**EXERCISE DETAILS:** Reproduce the following material exactly, including every line.

Excerpts from a figure dataset:
┏━━
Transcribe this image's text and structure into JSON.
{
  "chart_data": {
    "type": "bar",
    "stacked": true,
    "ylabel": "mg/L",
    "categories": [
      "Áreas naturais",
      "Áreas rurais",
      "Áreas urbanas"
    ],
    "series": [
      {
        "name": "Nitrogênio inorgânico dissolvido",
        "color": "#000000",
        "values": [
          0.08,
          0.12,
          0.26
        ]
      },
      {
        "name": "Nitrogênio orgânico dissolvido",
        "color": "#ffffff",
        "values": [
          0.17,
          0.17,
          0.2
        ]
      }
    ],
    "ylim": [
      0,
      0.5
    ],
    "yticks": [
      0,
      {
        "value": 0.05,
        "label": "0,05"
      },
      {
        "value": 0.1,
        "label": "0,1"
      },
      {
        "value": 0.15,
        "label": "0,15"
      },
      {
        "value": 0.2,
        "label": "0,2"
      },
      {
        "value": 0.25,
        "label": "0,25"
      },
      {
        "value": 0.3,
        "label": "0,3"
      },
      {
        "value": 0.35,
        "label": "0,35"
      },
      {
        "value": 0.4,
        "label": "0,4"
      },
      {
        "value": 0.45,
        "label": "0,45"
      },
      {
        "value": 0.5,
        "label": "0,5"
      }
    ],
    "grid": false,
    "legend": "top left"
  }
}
┗━━
**RESULT OF THIS EXERCISE:**
Transcribe this image's text and structure into JSON.
{
  "chart_data": {
    "type": "bar",
    "stacked": true,
    "ylabel": "mg/L",
    "categories": [
      "Áreas naturais",
      "Áreas rurais",
      "Áreas urbanas"
    ],
    "series": [
      {
        "name": "Nitrogênio inorgânico dissolvido",
        "color": "#000000",
        "values": [
          0.08,
          0.12,
          0.26
        ]
      },
      {
        "name": "Nitrogênio orgânico dissolvido",
        "color": "#ffffff",
        "values": [
          0.17,
          0.17,
          0.2
        ]
      }
    ],
    "ylim": [
      0,
      0.5
    ],
    "yticks": [
      0,
      {
        "value": 0.05,
        "label": "0,05"
      },
      {
        "value": 0.1,
        "label": "0,1"
      },
      {
        "value": 0.15,
        "label": "0,15"
      },
      {
        "value": 0.2,
        "label": "0,2"
      },
      {
        "value": 0.25,
        "label": "0,25"
      },
      {
        "value": 0.3,
        "label": "0,3"
      },
      {
        "value": 0.35,
        "label": "0,35"
      },
      {
        "value": 0.4,
        "label": "0,4"
      },
      {
        "value": 0.45,
        "label": "0,45"
      },
      {
        "value": 0.5,
        "label": "0,5"
      }
    ],
    "grid": false,
    "legend": "top left"
  }
}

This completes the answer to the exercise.